> [Short exercise] Restate the whole of the material. Keep every word, and drop the pictures.
• • •
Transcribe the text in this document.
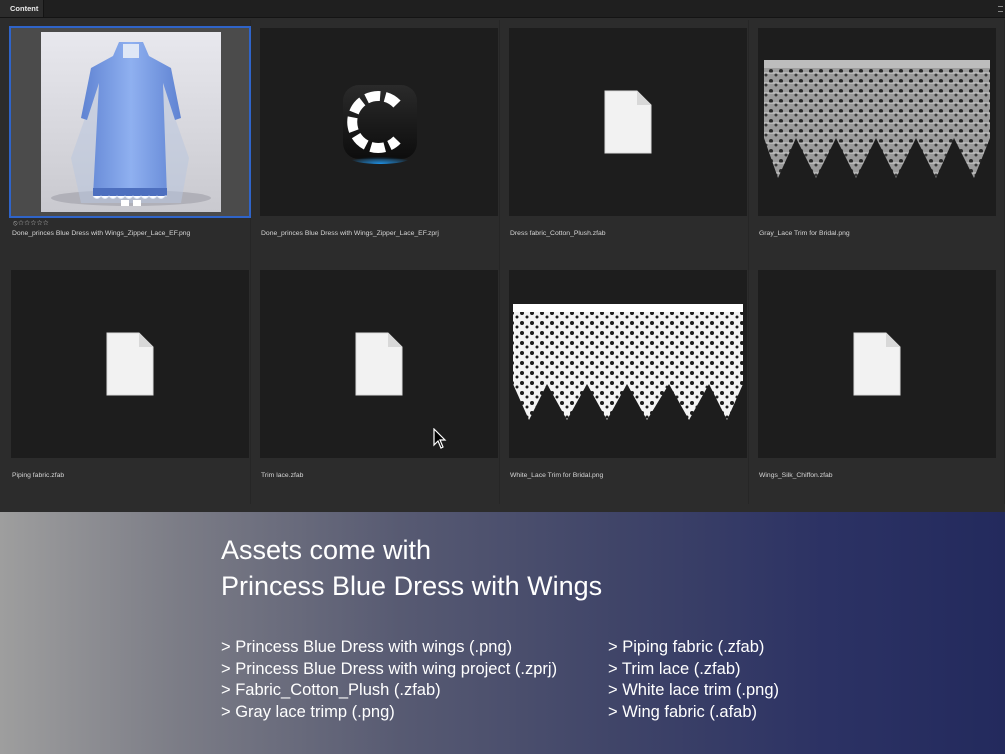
Content
⦸☆☆☆☆☆
Done_princes Blue Dress with Wings_Zipper_Lace_EF.png	Done_princes Blue Dress with Wings_Zipper_Lace_EF.zprj	Dress fabric_Cotton_Plush.zfab	Gray_Lace Trim for Bridal.png
Piping fabric.zfab	Trim lace.zfab	White_Lace Trim for Bridal.png	Wings_Silk_Chiffon.zfab
Assets come with
Princess Blue Dress with Wings
> Princess Blue Dress with wings (.png)
> Princess Blue Dress with wing project (.zprj)
> Fabric_Cotton_Plush (.zfab)
> Gray lace trimp (.png)
> Piping fabric (.zfab)
> Trim lace (.zfab)
> White lace trim (.png)
> Wing fabric (.afab)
• • •
> [Correct output]
Transcribe the text in this document.
Content
⦸☆☆☆☆☆
Done_princes Blue Dress with Wings_Zipper_Lace_EF.png	Done_princes Blue Dress with Wings_Zipper_Lace_EF.zprj	Dress fabric_Cotton_Plush.zfab	Gray_Lace Trim for Bridal.png
Piping fabric.zfab	Trim lace.zfab	White_Lace Trim for Bridal.png	Wings_Silk_Chiffon.zfab
Assets come with
Princess Blue Dress with Wings
> Princess Blue Dress with wings (.png)
> Princess Blue Dress with wing project (.zprj)
> Fabric_Cotton_Plush (.zfab)
> Gray lace trimp (.png)
> Piping fabric (.zfab)
> Trim lace (.zfab)
> White lace trim (.png)
> Wing fabric (.afab)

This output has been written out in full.